### Exercise task
Only lines holding the word "content" should be copied from the material.

--- start ---

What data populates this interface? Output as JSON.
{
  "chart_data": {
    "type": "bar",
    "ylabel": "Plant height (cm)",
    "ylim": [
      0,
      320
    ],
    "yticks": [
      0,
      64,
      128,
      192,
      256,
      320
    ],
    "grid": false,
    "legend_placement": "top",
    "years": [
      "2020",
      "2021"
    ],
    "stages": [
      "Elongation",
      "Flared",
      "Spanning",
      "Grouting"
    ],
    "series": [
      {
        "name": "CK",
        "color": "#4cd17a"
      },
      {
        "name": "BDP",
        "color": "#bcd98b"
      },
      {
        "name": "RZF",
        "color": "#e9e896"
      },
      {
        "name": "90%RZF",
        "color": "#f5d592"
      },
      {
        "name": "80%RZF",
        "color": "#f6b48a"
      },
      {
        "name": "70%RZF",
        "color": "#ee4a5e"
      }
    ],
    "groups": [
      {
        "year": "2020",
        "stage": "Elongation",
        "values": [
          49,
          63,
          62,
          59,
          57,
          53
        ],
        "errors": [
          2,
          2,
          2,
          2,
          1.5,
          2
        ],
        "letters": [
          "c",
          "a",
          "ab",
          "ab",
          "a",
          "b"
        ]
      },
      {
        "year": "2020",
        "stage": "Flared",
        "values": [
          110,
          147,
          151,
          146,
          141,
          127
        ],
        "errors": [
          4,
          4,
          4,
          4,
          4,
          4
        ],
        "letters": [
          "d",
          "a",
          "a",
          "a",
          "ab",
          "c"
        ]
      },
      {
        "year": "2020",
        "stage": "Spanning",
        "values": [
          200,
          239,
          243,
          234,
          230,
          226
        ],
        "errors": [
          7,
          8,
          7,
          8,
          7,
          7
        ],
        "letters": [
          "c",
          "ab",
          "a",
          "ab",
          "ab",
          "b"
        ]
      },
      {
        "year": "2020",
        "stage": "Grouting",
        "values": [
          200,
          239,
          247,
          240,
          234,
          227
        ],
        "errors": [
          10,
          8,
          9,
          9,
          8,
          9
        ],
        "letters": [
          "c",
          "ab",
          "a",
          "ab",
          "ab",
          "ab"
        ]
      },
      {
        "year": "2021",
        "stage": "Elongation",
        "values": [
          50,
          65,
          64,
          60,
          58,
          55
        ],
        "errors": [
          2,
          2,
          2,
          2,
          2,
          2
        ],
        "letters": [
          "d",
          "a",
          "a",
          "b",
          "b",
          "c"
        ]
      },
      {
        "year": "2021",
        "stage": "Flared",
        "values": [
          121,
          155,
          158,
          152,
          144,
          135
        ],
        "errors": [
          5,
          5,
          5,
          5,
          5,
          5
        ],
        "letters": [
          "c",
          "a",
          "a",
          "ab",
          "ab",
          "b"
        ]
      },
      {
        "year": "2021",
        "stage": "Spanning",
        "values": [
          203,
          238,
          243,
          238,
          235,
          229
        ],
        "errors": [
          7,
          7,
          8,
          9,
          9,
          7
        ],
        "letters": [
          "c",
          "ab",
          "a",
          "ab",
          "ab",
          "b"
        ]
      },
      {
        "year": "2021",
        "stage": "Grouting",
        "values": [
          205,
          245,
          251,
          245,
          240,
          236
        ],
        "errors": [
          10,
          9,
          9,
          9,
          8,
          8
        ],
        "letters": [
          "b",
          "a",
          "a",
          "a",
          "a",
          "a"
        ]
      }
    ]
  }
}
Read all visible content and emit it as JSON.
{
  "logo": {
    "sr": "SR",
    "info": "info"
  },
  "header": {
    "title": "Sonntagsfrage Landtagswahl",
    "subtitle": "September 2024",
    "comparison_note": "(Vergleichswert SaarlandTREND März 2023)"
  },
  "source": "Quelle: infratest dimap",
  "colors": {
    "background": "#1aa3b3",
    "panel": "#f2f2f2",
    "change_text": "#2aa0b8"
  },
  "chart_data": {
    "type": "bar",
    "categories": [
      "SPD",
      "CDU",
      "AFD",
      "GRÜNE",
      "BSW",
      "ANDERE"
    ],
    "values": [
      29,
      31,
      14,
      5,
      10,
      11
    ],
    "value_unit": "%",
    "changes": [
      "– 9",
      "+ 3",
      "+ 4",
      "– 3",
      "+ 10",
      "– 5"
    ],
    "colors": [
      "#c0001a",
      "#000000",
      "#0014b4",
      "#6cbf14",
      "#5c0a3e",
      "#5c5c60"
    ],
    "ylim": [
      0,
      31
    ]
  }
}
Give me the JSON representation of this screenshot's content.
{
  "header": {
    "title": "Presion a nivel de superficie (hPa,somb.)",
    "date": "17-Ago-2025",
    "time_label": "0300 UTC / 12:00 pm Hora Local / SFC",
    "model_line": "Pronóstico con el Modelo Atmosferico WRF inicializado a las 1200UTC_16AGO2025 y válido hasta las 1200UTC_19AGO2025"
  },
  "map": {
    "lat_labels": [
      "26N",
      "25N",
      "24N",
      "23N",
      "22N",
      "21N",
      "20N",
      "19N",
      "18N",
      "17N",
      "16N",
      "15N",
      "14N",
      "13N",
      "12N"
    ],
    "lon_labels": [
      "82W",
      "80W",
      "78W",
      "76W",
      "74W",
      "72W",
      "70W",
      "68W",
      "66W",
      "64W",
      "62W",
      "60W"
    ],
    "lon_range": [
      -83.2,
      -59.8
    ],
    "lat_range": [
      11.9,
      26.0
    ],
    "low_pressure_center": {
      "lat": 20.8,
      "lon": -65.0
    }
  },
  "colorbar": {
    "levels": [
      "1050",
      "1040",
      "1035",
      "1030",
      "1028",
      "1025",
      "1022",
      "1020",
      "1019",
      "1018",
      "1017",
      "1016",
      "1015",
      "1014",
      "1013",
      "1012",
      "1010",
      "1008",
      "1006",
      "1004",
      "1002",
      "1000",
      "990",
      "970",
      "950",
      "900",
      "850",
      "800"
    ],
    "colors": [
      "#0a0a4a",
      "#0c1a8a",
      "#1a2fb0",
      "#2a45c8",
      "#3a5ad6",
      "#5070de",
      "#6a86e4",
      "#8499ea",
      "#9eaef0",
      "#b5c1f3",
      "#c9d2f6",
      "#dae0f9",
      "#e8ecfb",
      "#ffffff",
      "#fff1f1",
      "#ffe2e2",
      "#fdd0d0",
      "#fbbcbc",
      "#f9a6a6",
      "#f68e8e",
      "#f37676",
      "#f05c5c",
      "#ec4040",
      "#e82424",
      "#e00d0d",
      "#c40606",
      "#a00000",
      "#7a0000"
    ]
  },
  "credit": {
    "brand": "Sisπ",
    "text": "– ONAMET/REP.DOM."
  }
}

--- end ---

### Reply to the task
Read all visible content and emit it as JSON.
Give me the JSON representation of this screenshot's content.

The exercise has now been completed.